INSTRUCTIONS TO FOLLOW »
Your task is to print all of the material verbatim.
-- BEGIN --
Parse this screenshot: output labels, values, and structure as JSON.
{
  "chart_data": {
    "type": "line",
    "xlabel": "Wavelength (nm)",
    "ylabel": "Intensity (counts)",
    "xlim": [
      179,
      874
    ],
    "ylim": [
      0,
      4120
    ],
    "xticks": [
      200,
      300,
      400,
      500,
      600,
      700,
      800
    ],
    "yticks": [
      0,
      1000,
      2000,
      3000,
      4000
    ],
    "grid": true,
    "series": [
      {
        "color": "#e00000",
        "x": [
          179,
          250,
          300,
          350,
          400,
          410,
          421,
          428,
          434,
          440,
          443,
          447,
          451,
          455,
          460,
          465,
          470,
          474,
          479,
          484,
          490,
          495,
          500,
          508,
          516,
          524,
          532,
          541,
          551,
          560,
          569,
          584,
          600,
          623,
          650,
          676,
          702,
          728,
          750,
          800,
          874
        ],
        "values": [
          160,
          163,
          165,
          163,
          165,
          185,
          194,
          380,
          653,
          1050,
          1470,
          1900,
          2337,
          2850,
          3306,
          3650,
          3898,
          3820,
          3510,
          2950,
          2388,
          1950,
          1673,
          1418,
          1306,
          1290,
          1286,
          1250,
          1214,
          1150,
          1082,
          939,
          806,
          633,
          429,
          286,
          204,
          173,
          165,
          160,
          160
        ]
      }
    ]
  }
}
-- END --
WRITTEN SOLUTION »
Parse this screenshot: output labels, values, and structure as JSON.
{
  "chart_data": {
    "type": "line",
    "xlabel": "Wavelength (nm)",
    "ylabel": "Intensity (counts)",
    "xlim": [
      179,
      874
    ],
    "ylim": [
      0,
      4120
    ],
    "xticks": [
      200,
      300,
      400,
      500,
      600,
      700,
      800
    ],
    "yticks": [
      0,
      1000,
      2000,
      3000,
      4000
    ],
    "grid": true,
    "series": [
      {
        "color": "#e00000",
        "x": [
          179,
          250,
          300,
          350,
          400,
          410,
          421,
          428,
          434,
          440,
          443,
          447,
          451,
          455,
          460,
          465,
          470,
          474,
          479,
          484,
          490,
          495,
          500,
          508,
          516,
          524,
          532,
          541,
          551,
          560,
          569,
          584,
          600,
          623,
          650,
          676,
          702,
          728,
          750,
          800,
          874
        ],
        "values": [
          160,
          163,
          165,
          163,
          165,
          185,
          194,
          380,
          653,
          1050,
          1470,
          1900,
          2337,
          2850,
          3306,
          3650,
          3898,
          3820,
          3510,
          2950,
          2388,
          1950,
          1673,
          1418,
          1306,
          1290,
          1286,
          1250,
          1214,
          1150,
          1082,
          939,
          806,
          633,
          429,
          286,
          204,
          173,
          165,
          160,
          160
        ]
      }
    ]
  }
}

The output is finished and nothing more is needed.